PROBLEM STATEMENT: Copy out the material below in full, but not its images.

╭─ DATA EXCERPTS

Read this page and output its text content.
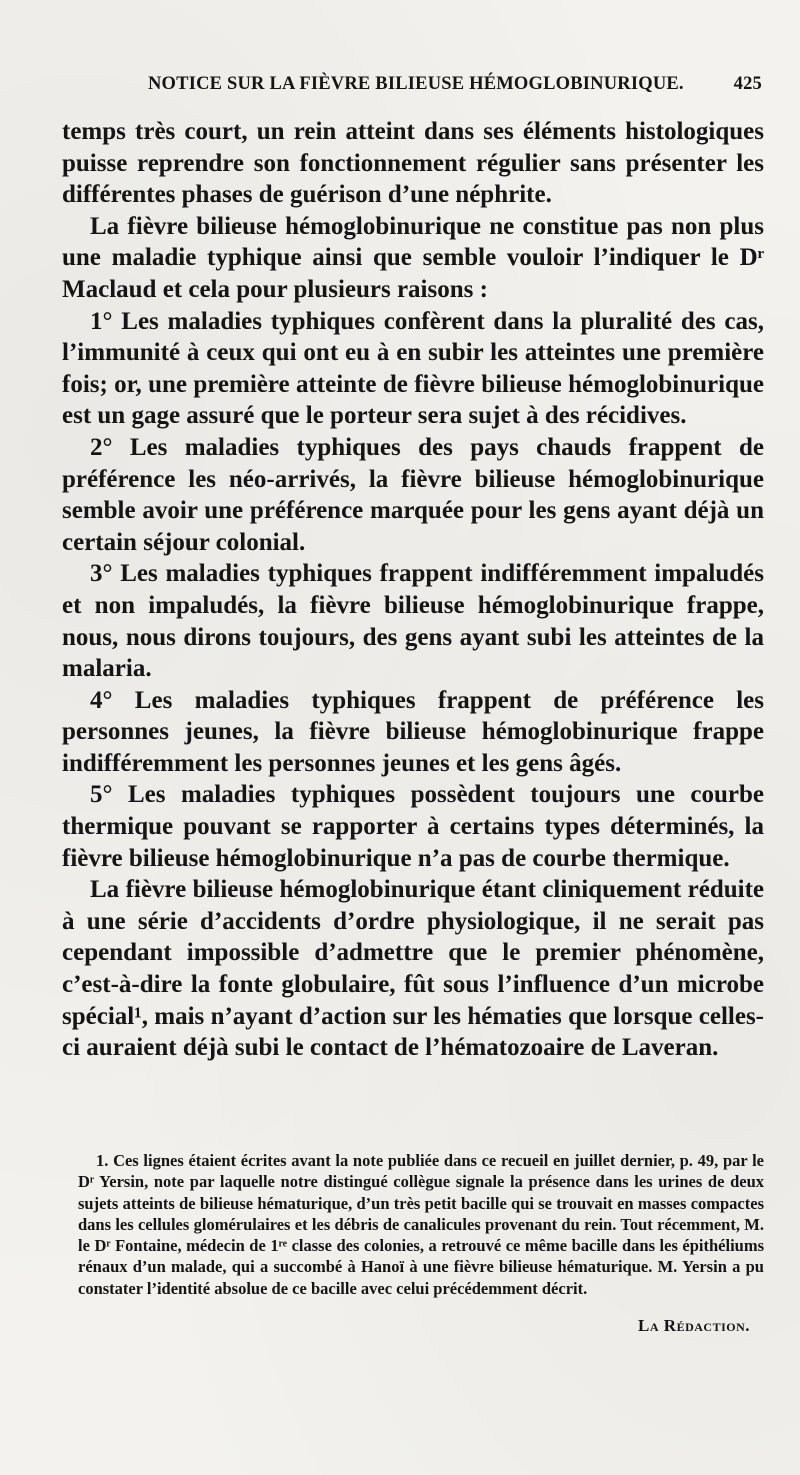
NOTICE SUR LA FIÈVRE BILIEUSE HÉMOGLOBINURIQUE.	425

temps très court, un rein atteint dans ses éléments histologiques puisse reprendre son fonctionnement régulier sans présenter les différentes phases de guérison d’une néphrite.

La fièvre bilieuse hémoglobinurique ne constitue pas non plus une maladie typhique ainsi que semble vouloir l’indiquer le Dʳ Maclaud et cela pour plusieurs raisons :

1° Les maladies typhiques confèrent dans la pluralité des cas, l’immunité à ceux qui ont eu à en subir les atteintes une première fois; or, une première atteinte de fièvre bilieuse hémoglobinurique est un gage assuré que le porteur sera sujet à des récidives.

2° Les maladies typhiques des pays chauds frappent de préférence les néo-arrivés, la fièvre bilieuse hémoglobinurique semble avoir une préférence marquée pour les gens ayant déjà un certain séjour colonial.

3° Les maladies typhiques frappent indifféremment impaludés et non impaludés, la fièvre bilieuse hémoglobinurique frappe, nous, nous dirons toujours, des gens ayant subi les atteintes de la malaria.

4° Les maladies typhiques frappent de préférence les personnes jeunes, la fièvre bilieuse hémoglobinurique frappe indifféremment les personnes jeunes et les gens âgés.

5° Les maladies typhiques possèdent toujours une courbe thermique pouvant se rapporter à certains types déterminés, la fièvre bilieuse hémoglobinurique n’a pas de courbe thermique.

La fièvre bilieuse hémoglobinurique étant cliniquement réduite à une série d’accidents d’ordre physiologique, il ne serait pas cependant impossible d’admettre que le premier phénomène, c’est-à-dire la fonte globulaire, fût sous l’influence d’un microbe spécial¹, mais n’ayant d’action sur les hématies que lorsque celles-ci auraient déjà subi le contact de l’hématozoaire de Laveran.

1. Ces lignes étaient écrites avant la note publiée dans ce recueil en juillet dernier, p. 49, par le Dʳ Yersin, note par laquelle notre distingué collègue signale la présence dans les urines de deux sujets atteints de bilieuse hématurique, d’un très petit bacille qui se trouvait en masses compactes dans les cellules glomérulaires et les débris de canalicules provenant du rein. Tout récemment, M. le Dʳ Fontaine, médecin de 1ʳᵉ classe des colonies, a retrouvé ce même bacille dans les épithéliums rénaux d’un malade, qui a succombé à Hanoï à une fièvre bilieuse hématurique. M. Yersin a pu constater l’identité absolue de ce bacille avec celui précédemment décrit.

La Rédaction.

╰─

FINAL RESULT:
Read this page and output its text content.
NOTICE SUR LA FIÈVRE BILIEUSE HÉMOGLOBINURIQUE.	425

temps très court, un rein atteint dans ses éléments histologiques puisse reprendre son fonctionnement régulier sans présenter les différentes phases de guérison d’une néphrite.

La fièvre bilieuse hémoglobinurique ne constitue pas non plus une maladie typhique ainsi que semble vouloir l’indiquer le Dʳ Maclaud et cela pour plusieurs raisons :

1° Les maladies typhiques confèrent dans la pluralité des cas, l’immunité à ceux qui ont eu à en subir les atteintes une première fois; or, une première atteinte de fièvre bilieuse hémoglobinurique est un gage assuré que le porteur sera sujet à des récidives.

2° Les maladies typhiques des pays chauds frappent de préférence les néo-arrivés, la fièvre bilieuse hémoglobinurique semble avoir une préférence marquée pour les gens ayant déjà un certain séjour colonial.

3° Les maladies typhiques frappent indifféremment impaludés et non impaludés, la fièvre bilieuse hémoglobinurique frappe, nous, nous dirons toujours, des gens ayant subi les atteintes de la malaria.

4° Les maladies typhiques frappent de préférence les personnes jeunes, la fièvre bilieuse hémoglobinurique frappe indifféremment les personnes jeunes et les gens âgés.

5° Les maladies typhiques possèdent toujours une courbe thermique pouvant se rapporter à certains types déterminés, la fièvre bilieuse hémoglobinurique n’a pas de courbe thermique.

La fièvre bilieuse hémoglobinurique étant cliniquement réduite à une série d’accidents d’ordre physiologique, il ne serait pas cependant impossible d’admettre que le premier phénomène, c’est-à-dire la fonte globulaire, fût sous l’influence d’un microbe spécial¹, mais n’ayant d’action sur les hématies que lorsque celles-ci auraient déjà subi le contact de l’hématozoaire de Laveran.

1. Ces lignes étaient écrites avant la note publiée dans ce recueil en juillet dernier, p. 49, par le Dʳ Yersin, note par laquelle notre distingué collègue signale la présence dans les urines de deux sujets atteints de bilieuse hématurique, d’un très petit bacille qui se trouvait en masses compactes dans les cellules glomérulaires et les débris de canalicules provenant du rein. Tout récemment, M. le Dʳ Fontaine, médecin de 1ʳᵉ classe des colonies, a retrouvé ce même bacille dans les épithéliums rénaux d’un malade, qui a succombé à Hanoï à une fièvre bilieuse hématurique. M. Yersin a pu constater l’identité absolue de ce bacille avec celui précédemment décrit.

La Rédaction.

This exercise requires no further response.